### Document section

──────────────────────────────

Blog Post 3 – Some Examples of Colonial Magic & Witch-lore

Magic in America has been around for a long time.  Today I thought I’d present a few examples of magical lore and charms as practiced in America from its first contact with European culture through around the early 19th century.  Note that this is not an attempt to create any kind of authenticated, unbroken lineage for the practice of religious witchcraft, but rather some illustrations of American witchcraft in its practical and literary forms.  I hope you enjoy!

“[T]his way of discovering Witches [by forcing a confession or demonstration of witchcraft], is no better than that of putting the Urine of the afflicted Person into a Bottle, that so the Witch may be tormented and discovered: The Vanity and Superstition of which practice I have formerly shewed, and testified against. There was a Conjurer his name was Edward Drake who taught a Man to use that Experiment for the Relief of his afflicted Daughter, who found benefit thereby; But we ought not to practice Witchcraft to discover Witches, nor may we make use of a White healing Witch (as they call them) to find out a Black and Bloody one.”

-From The Wonders of the Invisible World, by Cotton & Increase Mather, 1693

In the passage above, taken from a text by two rather notorious witch-hunters in Colonial history, there are a couple of things well worth noting.  First, there’s a good broad reference to the famous witch-bottle, about which there are plenty of theories.  Generally a witch-bottle is a glass or ceramic jar filled with pins, nails, bits of iron and glass, and other unpleasant things.  Urine is then added to the bottle (depending on who you talk to, it may be one’s own urine or the urine of a “target;” some modern witches use spit instead of urine).  The bottle is the buried, again depending on the lore you find, in either one’s yard or far, far away from one’s home.  It then acts to tear apart any harmful spells or spirits that come against the bottle’s creator, or in some cases it may cause a particular wicked witch physical torment, thereby revealing her.  I tend to go with the protective interpretation of it, and the burial on my own property.  In that way it works sort of like a “ward” to me.  But I could go on forever about witch-bottles, and might spend some time on a future podcast discussing them.  For now, their existence in Colonial New England is enough to go forward.  The second point of interest in this passage is the reference to the “White healing Witch” near the end of the entry.  This relates back to the Cunning Folk of Merry Olde England, who were known to repel the spells and works of “Black and Bloody” witches (their “repelling” power earned them the nickname “pellars” or “pellers,”  a term which is sometimes used by modern Wiccans as a derogatory epithet).

──────────────────────────────

### Supplied material
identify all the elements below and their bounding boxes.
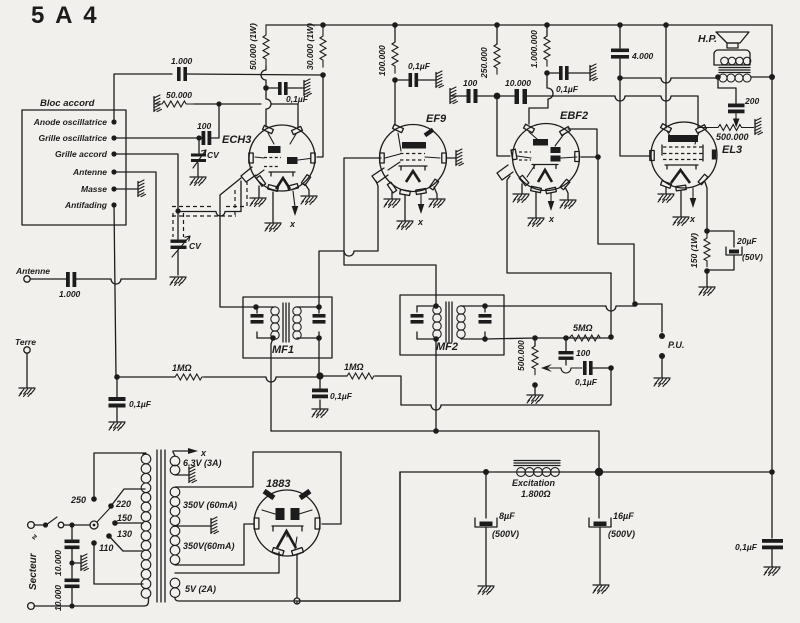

──────────────────────────────

### Work to complete
**a.** Condense the paragraph of the blog post on colonial magic that begins "In the passage above" into a bulleted list of its main points.
**b.** Retype the blog post on colonial magic word for word, starting at "Blog Post 3" and ending at "hope you enjoy!".

### Responses for each task
**a.**
- The Mather passage, written by two notorious witch-hunters, contains two points worth noting.
- First, it refers broadly to the witch-bottle. This is a glass or ceramic jar filled with pins, nails, bits of iron and glass, and other unpleasant things.
- Urine is added to the bottle. Accounts differ on whether it is one's own or a "target's," and some modern witches use spit instead.
- The bottle is buried either in one's yard or far from home, depending on the lore.
- It tears apart harmful spells or spirits aimed at its maker. In some cases it may instead torment a particular wicked witch and so reveal her.
- The writer favors the protective interpretation and buries the bottle on their own property, where it works like a "ward."
- The writer may discuss witch-bottles on a future podcast. For now, their existence in Colonial New England is enough.
- Second, the passage mentions a "White healing Witch" near its end. This relates to the Cunning Folk of England, who repelled the spells and works of "Black and Bloody" witches.
- That repelling power earned them the nickname "pellars" or "pellers." Modern Wiccans sometimes use the term as a derogatory epithet.

**b.**
Blog Post 3 – Some Examples of Colonial Magic & Witch-lore

Magic in America has been around for a long time.  Today I thought I’d present a few examples of magical lore and charms as practiced in America from its first contact with European culture through around the early 19th century.  Note that this is not an attempt to create any kind of authenticated, unbroken lineage for the practice of religious witchcraft, but rather some illustrations of American witchcraft in its practical and literary forms.  I hope you enjoy!